### [Short problem]
Where a line contains the word "реперной", copy that line.

### [Input records]
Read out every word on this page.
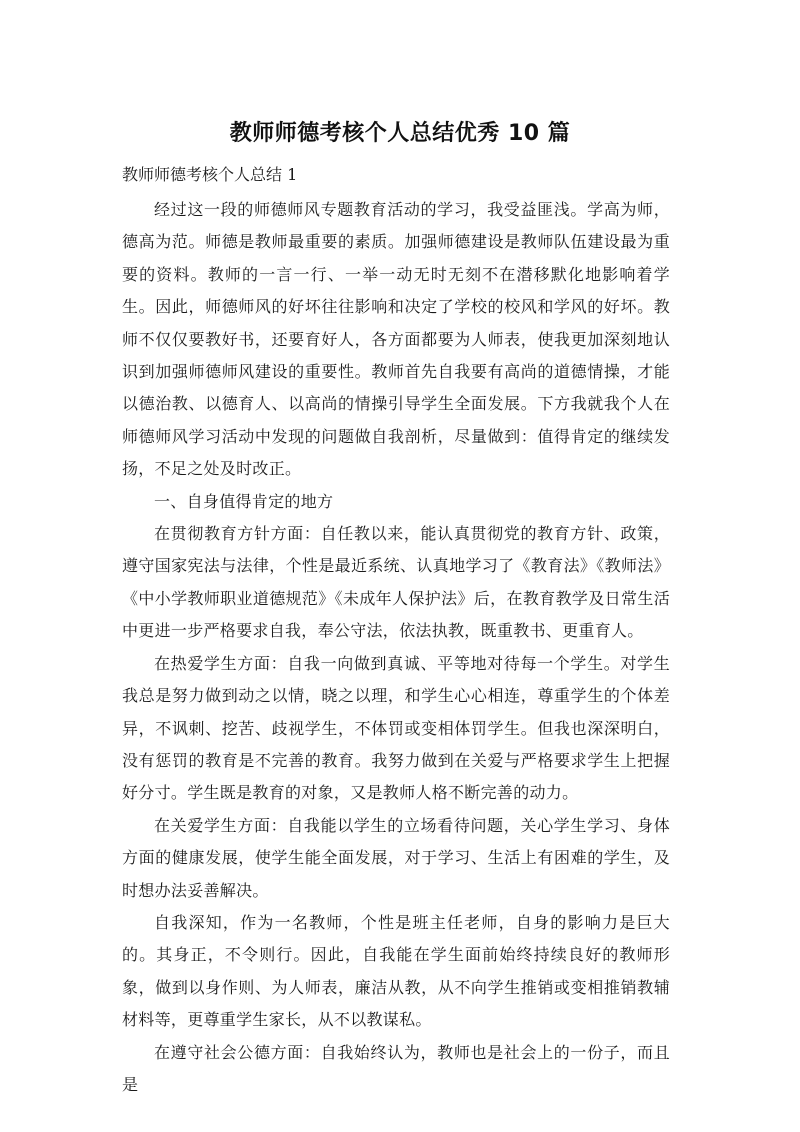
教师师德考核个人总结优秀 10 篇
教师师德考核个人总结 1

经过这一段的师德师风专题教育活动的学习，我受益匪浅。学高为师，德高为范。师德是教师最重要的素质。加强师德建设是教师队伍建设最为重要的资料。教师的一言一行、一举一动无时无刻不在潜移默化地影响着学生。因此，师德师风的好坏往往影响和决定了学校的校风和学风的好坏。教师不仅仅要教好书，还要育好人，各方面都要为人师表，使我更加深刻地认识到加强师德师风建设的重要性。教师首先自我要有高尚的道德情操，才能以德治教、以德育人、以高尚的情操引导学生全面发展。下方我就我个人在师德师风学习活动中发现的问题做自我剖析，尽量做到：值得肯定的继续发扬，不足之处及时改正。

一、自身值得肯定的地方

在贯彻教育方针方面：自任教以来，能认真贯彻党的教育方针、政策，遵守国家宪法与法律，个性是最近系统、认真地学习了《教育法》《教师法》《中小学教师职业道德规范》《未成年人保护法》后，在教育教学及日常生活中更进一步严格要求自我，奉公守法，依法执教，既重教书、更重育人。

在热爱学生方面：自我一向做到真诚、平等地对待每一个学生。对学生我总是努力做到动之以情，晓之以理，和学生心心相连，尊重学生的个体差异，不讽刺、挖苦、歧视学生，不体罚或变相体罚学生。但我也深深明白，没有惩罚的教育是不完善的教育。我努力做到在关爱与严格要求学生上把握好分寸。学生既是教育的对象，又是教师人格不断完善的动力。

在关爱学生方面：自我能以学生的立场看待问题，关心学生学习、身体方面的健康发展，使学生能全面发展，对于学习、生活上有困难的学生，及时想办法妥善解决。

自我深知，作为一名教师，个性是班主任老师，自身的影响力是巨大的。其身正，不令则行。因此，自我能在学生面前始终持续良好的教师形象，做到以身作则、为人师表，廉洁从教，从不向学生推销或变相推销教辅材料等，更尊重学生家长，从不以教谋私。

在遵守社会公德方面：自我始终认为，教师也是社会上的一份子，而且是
==
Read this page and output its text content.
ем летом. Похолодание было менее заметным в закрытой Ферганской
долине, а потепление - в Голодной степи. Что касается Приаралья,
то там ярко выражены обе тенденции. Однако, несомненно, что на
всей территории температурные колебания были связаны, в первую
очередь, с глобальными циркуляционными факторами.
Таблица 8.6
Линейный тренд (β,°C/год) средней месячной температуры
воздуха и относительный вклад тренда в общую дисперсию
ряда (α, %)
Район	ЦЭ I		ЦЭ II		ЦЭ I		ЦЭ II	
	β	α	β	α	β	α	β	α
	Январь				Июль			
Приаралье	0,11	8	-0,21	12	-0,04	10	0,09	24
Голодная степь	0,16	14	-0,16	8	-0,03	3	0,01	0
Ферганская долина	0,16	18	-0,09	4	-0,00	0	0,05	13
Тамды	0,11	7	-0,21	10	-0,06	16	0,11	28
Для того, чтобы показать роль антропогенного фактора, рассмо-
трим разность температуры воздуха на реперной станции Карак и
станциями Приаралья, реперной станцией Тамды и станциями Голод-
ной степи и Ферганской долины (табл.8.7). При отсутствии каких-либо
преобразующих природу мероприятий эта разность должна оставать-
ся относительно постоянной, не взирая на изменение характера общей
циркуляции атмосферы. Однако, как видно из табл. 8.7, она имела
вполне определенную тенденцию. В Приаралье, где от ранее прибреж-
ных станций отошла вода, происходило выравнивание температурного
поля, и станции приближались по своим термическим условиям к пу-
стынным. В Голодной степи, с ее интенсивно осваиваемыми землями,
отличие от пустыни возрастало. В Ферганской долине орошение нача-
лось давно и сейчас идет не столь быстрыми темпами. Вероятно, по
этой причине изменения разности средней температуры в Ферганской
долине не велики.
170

### [Solution to the exercise]
трим разность температуры воздуха на реперной станции Карак и
станциями Приаралья, реперной станцией Тамды и станциями Голод-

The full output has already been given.